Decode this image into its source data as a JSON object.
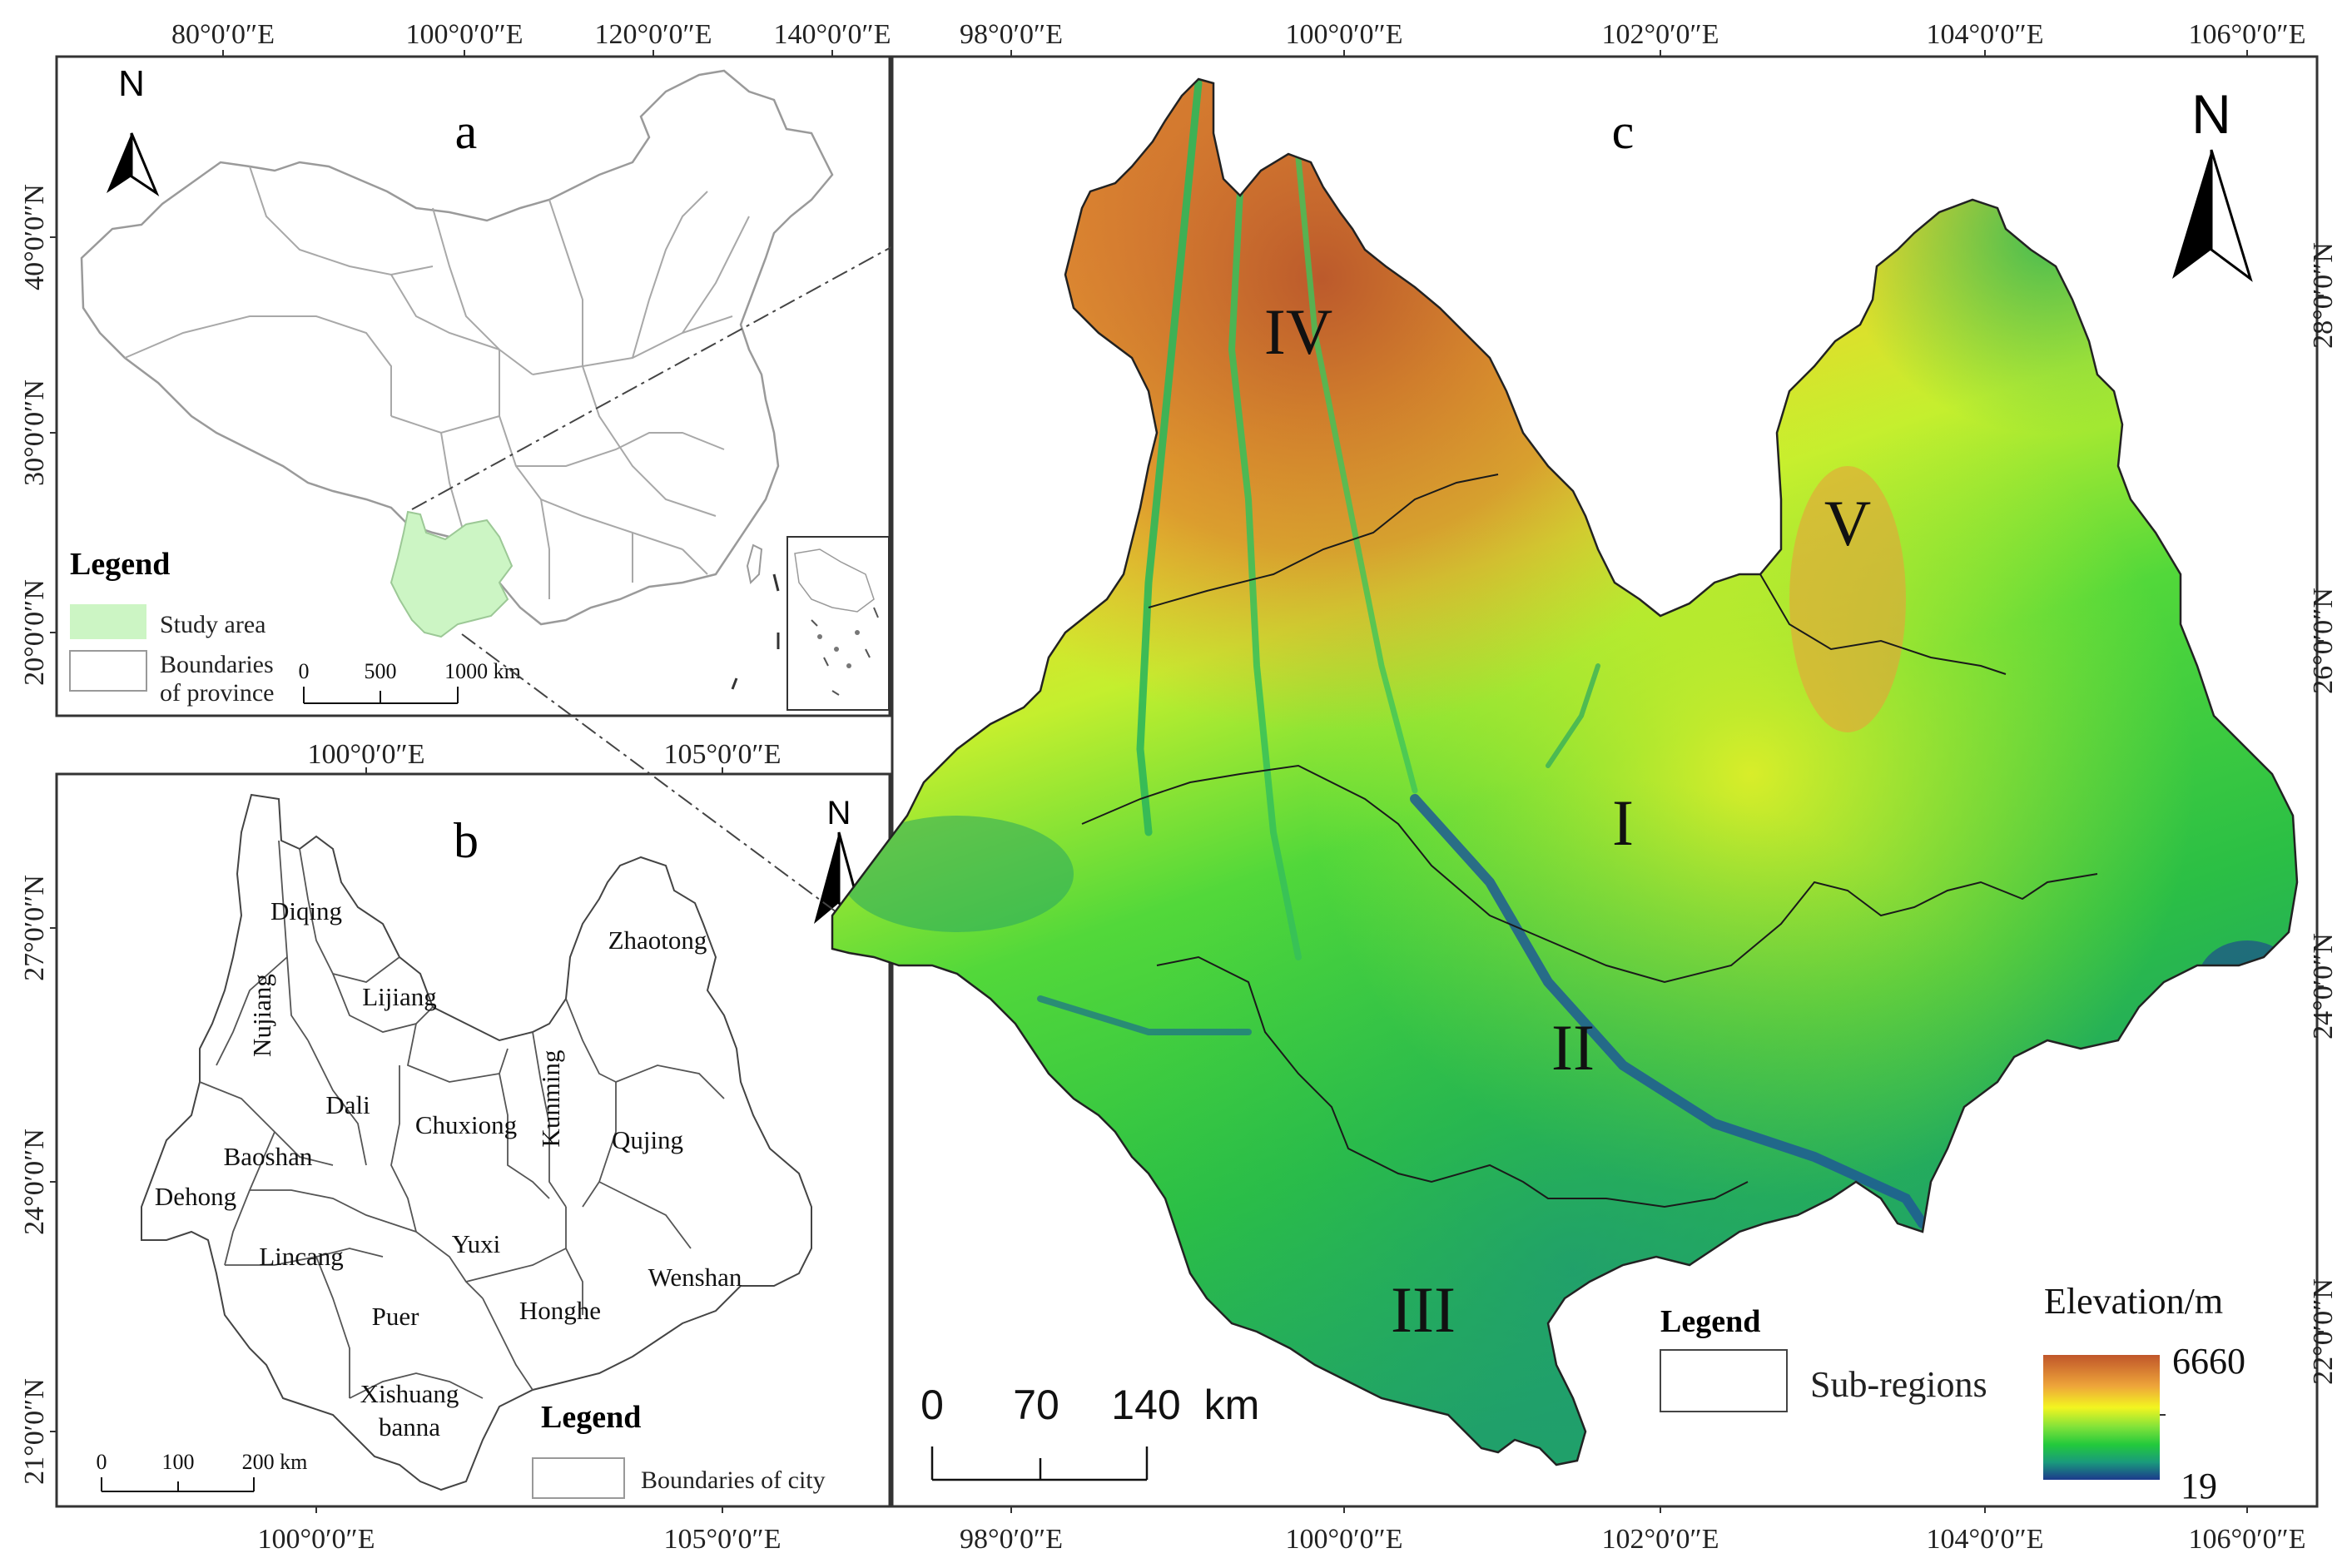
{
  "panels": {
    "a": {
      "letter": "a",
      "north": "N",
      "top_coords": [
        "80°0′0″E",
        "100°0′0″E",
        "120°0′0″E",
        "140°0′0″E"
      ],
      "left_coords": [
        "40°0′0″N",
        "30°0′0″N",
        "20°0′0″N"
      ],
      "legend": {
        "title": "Legend",
        "items": [
          {
            "label": "Study area",
            "color": "#ccf5c4"
          },
          {
            "label_line1": "Boundaries",
            "label_line2": "of province",
            "color": "#ffffff"
          }
        ]
      },
      "scale": [
        "0",
        "500",
        "1000 km"
      ]
    },
    "b": {
      "letter": "b",
      "north": "N",
      "top_coords": [
        "100°0′0″E",
        "105°0′0″E"
      ],
      "bottom_coords": [
        "100°0′0″E",
        "105°0′0″E"
      ],
      "left_coords": [
        "27°0′0″N",
        "24°0′0″N",
        "21°0′0″N"
      ],
      "cities": [
        "Diqing",
        "Nujiang",
        "Lijiang",
        "Dali",
        "Chuxiong",
        "Kunming",
        "Zhaotong",
        "Qujing",
        "Baoshan",
        "Dehong",
        "Lincang",
        "Yuxi",
        "Puer",
        "Honghe",
        "Wenshan",
        "Xishuang",
        "banna"
      ],
      "legend": {
        "title": "Legend",
        "item": "Boundaries of city"
      },
      "scale": [
        "0",
        "100",
        "200 km"
      ]
    },
    "c": {
      "letter": "c",
      "north": "N",
      "top_coords": [
        "98°0′0″E",
        "100°0′0″E",
        "102°0′0″E",
        "104°0′0″E",
        "106°0′0″E"
      ],
      "bottom_coords": [
        "98°0′0″E",
        "100°0′0″E",
        "102°0′0″E",
        "104°0′0″E",
        "106°0′0″E"
      ],
      "right_coords": [
        "28°0′0″N",
        "26°0′0″N",
        "24°0′0″N",
        "22°0′0″N"
      ],
      "regions": [
        "I",
        "II",
        "III",
        "IV",
        "V"
      ],
      "legend": {
        "title": "Legend",
        "item": "Sub-regions"
      },
      "scale": [
        "0",
        "70",
        "140",
        "km"
      ],
      "elevation": {
        "title": "Elevation/m",
        "max": "6660",
        "min": "19"
      },
      "ramp_colors": [
        "#c0562a",
        "#e8a13a",
        "#f5f51f",
        "#8fe83a",
        "#2fd23a",
        "#1f9e7a",
        "#1c3f8e"
      ]
    }
  }
}
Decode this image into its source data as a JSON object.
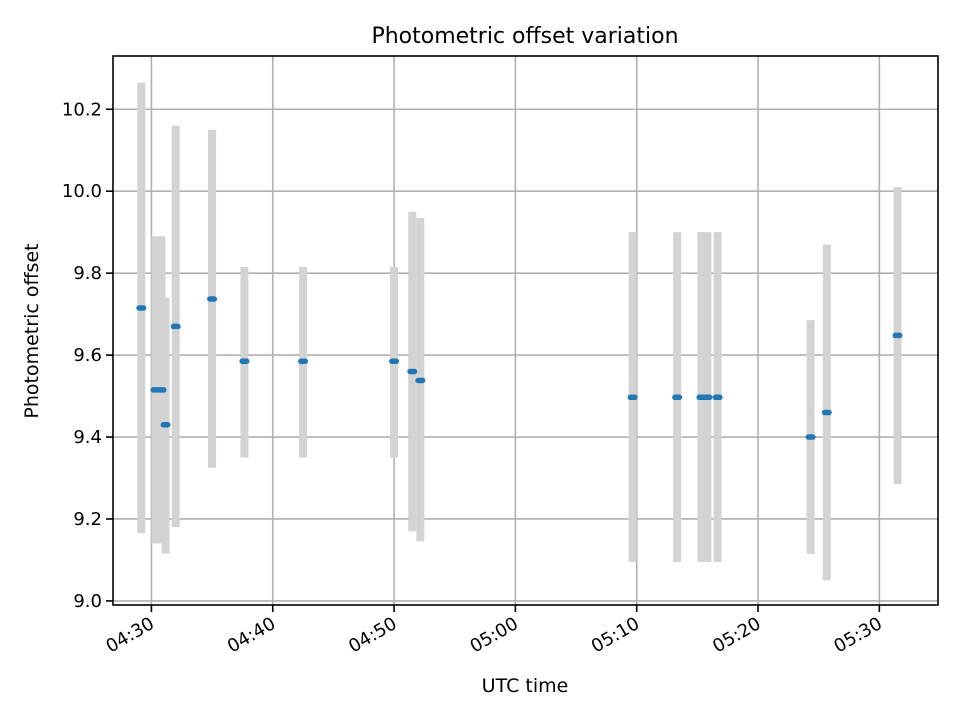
{
  "chart_data": {
    "type": "scatter",
    "title": "Photometric offset variation",
    "xlabel": "UTC time",
    "ylabel": "Photometric offset",
    "x_tick_labels": [
      "04:30",
      "04:40",
      "04:50",
      "05:00",
      "05:10",
      "05:20",
      "05:30"
    ],
    "x_tick_values": [
      "04:30",
      "04:40",
      "04:50",
      "05:00",
      "05:10",
      "05:20",
      "05:30"
    ],
    "y_tick_values": [
      9.0,
      9.2,
      9.4,
      9.6,
      9.8,
      10.0,
      10.2
    ],
    "y_tick_labels": [
      "9.0",
      "9.2",
      "9.4",
      "9.6",
      "9.8",
      "10.0",
      "10.2"
    ],
    "xlim": [
      "04:26:50",
      "05:34:50"
    ],
    "ylim": [
      8.99,
      10.33
    ],
    "grid": true,
    "errorbar_color": "#d3d3d3",
    "marker_color": "#1f77b4",
    "points": [
      {
        "t": "04:29:10",
        "y": 9.715,
        "lo": 9.165,
        "hi": 10.265
      },
      {
        "t": "04:30:20",
        "y": 9.515,
        "lo": 9.14,
        "hi": 9.89
      },
      {
        "t": "04:30:50",
        "y": 9.515,
        "lo": 9.14,
        "hi": 9.89
      },
      {
        "t": "04:31:10",
        "y": 9.43,
        "lo": 9.115,
        "hi": 9.74
      },
      {
        "t": "04:32:00",
        "y": 9.67,
        "lo": 9.18,
        "hi": 10.16
      },
      {
        "t": "04:35:00",
        "y": 9.737,
        "lo": 9.325,
        "hi": 10.15
      },
      {
        "t": "04:37:40",
        "y": 9.585,
        "lo": 9.35,
        "hi": 9.815
      },
      {
        "t": "04:42:30",
        "y": 9.585,
        "lo": 9.35,
        "hi": 9.815
      },
      {
        "t": "04:50:00",
        "y": 9.585,
        "lo": 9.35,
        "hi": 9.815
      },
      {
        "t": "04:51:30",
        "y": 9.56,
        "lo": 9.17,
        "hi": 9.95
      },
      {
        "t": "04:52:10",
        "y": 9.538,
        "lo": 9.145,
        "hi": 9.935
      },
      {
        "t": "05:09:40",
        "y": 9.497,
        "lo": 9.095,
        "hi": 9.9
      },
      {
        "t": "05:13:20",
        "y": 9.497,
        "lo": 9.095,
        "hi": 9.9
      },
      {
        "t": "05:15:20",
        "y": 9.497,
        "lo": 9.095,
        "hi": 9.9
      },
      {
        "t": "05:15:50",
        "y": 9.497,
        "lo": 9.095,
        "hi": 9.9
      },
      {
        "t": "05:16:40",
        "y": 9.497,
        "lo": 9.095,
        "hi": 9.9
      },
      {
        "t": "05:24:20",
        "y": 9.4,
        "lo": 9.115,
        "hi": 9.685
      },
      {
        "t": "05:25:40",
        "y": 9.46,
        "lo": 9.05,
        "hi": 9.87
      },
      {
        "t": "05:31:30",
        "y": 9.648,
        "lo": 9.285,
        "hi": 10.01
      }
    ]
  }
}
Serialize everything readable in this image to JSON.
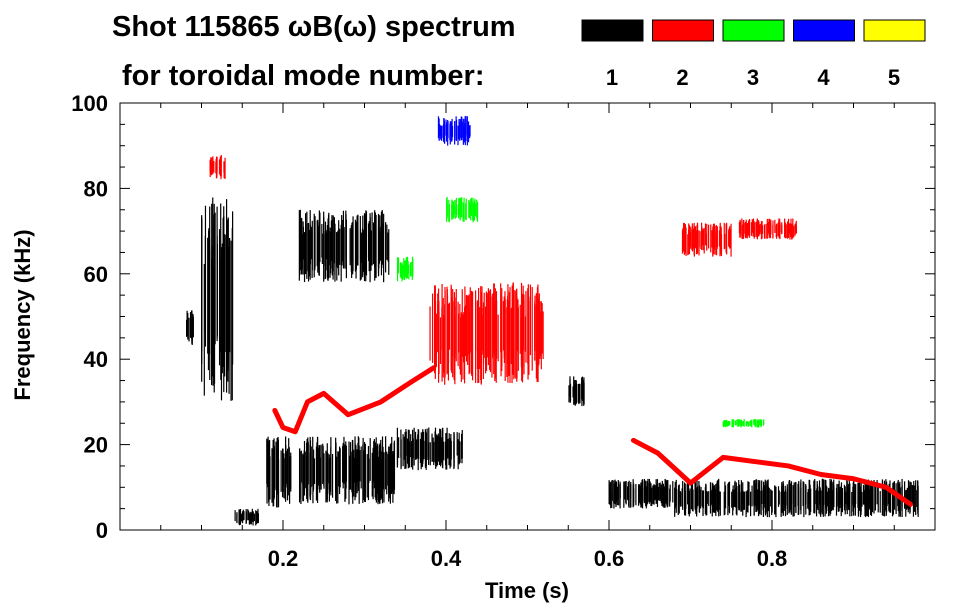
{
  "chart_data": {
    "type": "spectrogram",
    "title": "Shot 115865 ωB(ω) spectrum",
    "subtitle": "for toroidal mode number:",
    "xlabel": "Time (s)",
    "ylabel": "Frequency (kHz)",
    "xlim": [
      0.0,
      1.0
    ],
    "ylim": [
      0,
      100
    ],
    "x_ticks": [
      0.2,
      0.4,
      0.6,
      0.8
    ],
    "x_tick_labels": [
      "0.2",
      "0.4",
      "0.6",
      "0.8"
    ],
    "y_ticks": [
      0,
      20,
      40,
      60,
      80,
      100
    ],
    "y_tick_labels": [
      "0",
      "20",
      "40",
      "60",
      "80",
      "100"
    ],
    "legend": [
      {
        "n": "1",
        "color": "#000000"
      },
      {
        "n": "2",
        "color": "#ff0000"
      },
      {
        "n": "3",
        "color": "#00ff00"
      },
      {
        "n": "4",
        "color": "#0000ff"
      },
      {
        "n": "5",
        "color": "#ffff00"
      }
    ],
    "series": [
      {
        "name": "n=1",
        "color": "#000000",
        "regions": [
          {
            "t": [
              0.08,
              0.09
            ],
            "f": [
              43,
              52
            ]
          },
          {
            "t": [
              0.1,
              0.14
            ],
            "f": [
              30,
              78
            ]
          },
          {
            "t": [
              0.14,
              0.17
            ],
            "f": [
              1,
              5
            ]
          },
          {
            "t": [
              0.18,
              0.21
            ],
            "f": [
              5,
              22
            ]
          },
          {
            "t": [
              0.22,
              0.33
            ],
            "f": [
              58,
              75
            ]
          },
          {
            "t": [
              0.22,
              0.34
            ],
            "f": [
              6,
              22
            ]
          },
          {
            "t": [
              0.34,
              0.42
            ],
            "f": [
              14,
              24
            ]
          },
          {
            "t": [
              0.55,
              0.57
            ],
            "f": [
              29,
              36
            ]
          },
          {
            "t": [
              0.6,
              0.68
            ],
            "f": [
              5,
              12
            ]
          },
          {
            "t": [
              0.68,
              0.98
            ],
            "f": [
              3,
              12
            ]
          }
        ]
      },
      {
        "name": "n=2",
        "color": "#ff0000",
        "regions": [
          {
            "t": [
              0.11,
              0.13
            ],
            "f": [
              82,
              88
            ]
          },
          {
            "t": [
              0.38,
              0.52
            ],
            "f": [
              34,
              58
            ]
          },
          {
            "t": [
              0.69,
              0.75
            ],
            "f": [
              64,
              72
            ]
          },
          {
            "t": [
              0.76,
              0.83
            ],
            "f": [
              68,
              73
            ]
          }
        ],
        "lines": [
          {
            "t": [
              0.19,
              0.2,
              0.215,
              0.23,
              0.25,
              0.28,
              0.32,
              0.36,
              0.385
            ],
            "f": [
              28,
              24,
              23,
              30,
              32,
              27,
              30,
              35,
              38
            ]
          },
          {
            "t": [
              0.63,
              0.66,
              0.7,
              0.74,
              0.78,
              0.82,
              0.86,
              0.9,
              0.94,
              0.97
            ],
            "f": [
              21,
              18,
              11,
              17,
              16,
              15,
              13,
              12,
              10,
              6
            ]
          }
        ]
      },
      {
        "name": "n=3",
        "color": "#00ff00",
        "regions": [
          {
            "t": [
              0.4,
              0.44
            ],
            "f": [
              72,
              78
            ]
          },
          {
            "t": [
              0.34,
              0.36
            ],
            "f": [
              58,
              64
            ]
          },
          {
            "t": [
              0.74,
              0.79
            ],
            "f": [
              24,
              26
            ]
          }
        ]
      },
      {
        "name": "n=4",
        "color": "#0000ff",
        "regions": [
          {
            "t": [
              0.39,
              0.43
            ],
            "f": [
              90,
              97
            ]
          }
        ]
      },
      {
        "name": "n=5",
        "color": "#ffff00",
        "regions": []
      }
    ]
  }
}
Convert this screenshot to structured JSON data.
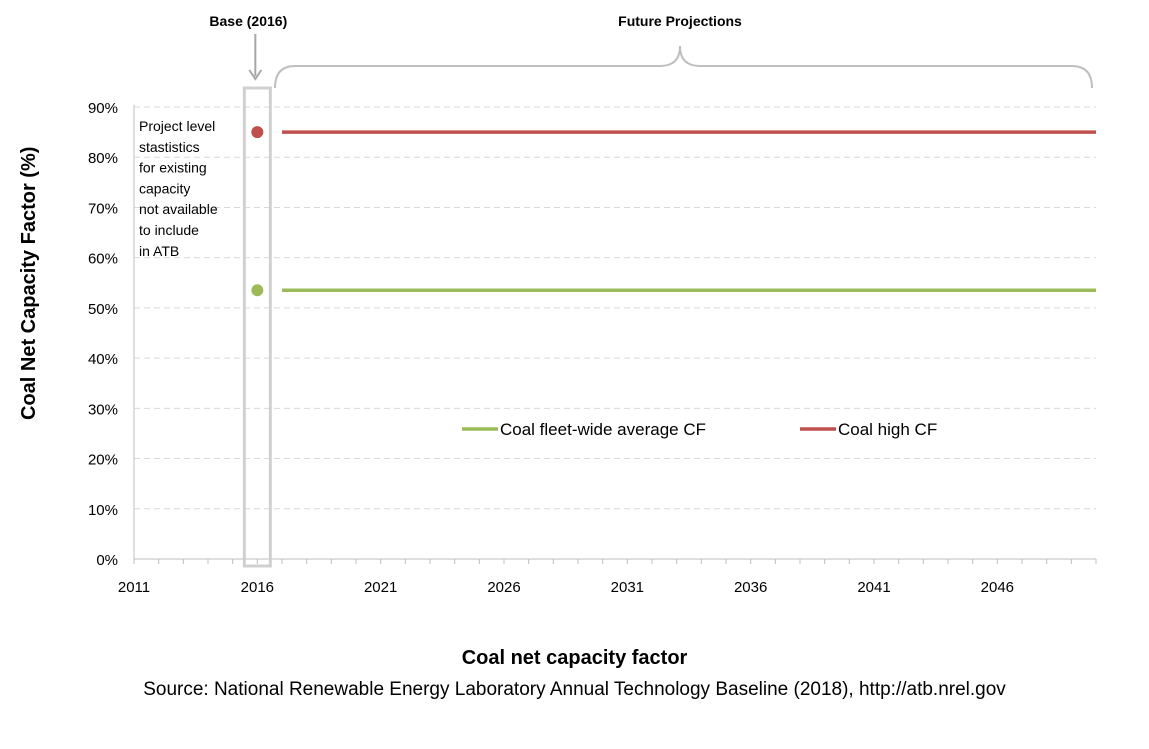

WHAT IS REQUIRED: Identify each line in the entries with the word "offset" and copy it.

TASK SOLUTION:
    "title": "Photometric offset variation",
    "ylabel": "Photometric offset",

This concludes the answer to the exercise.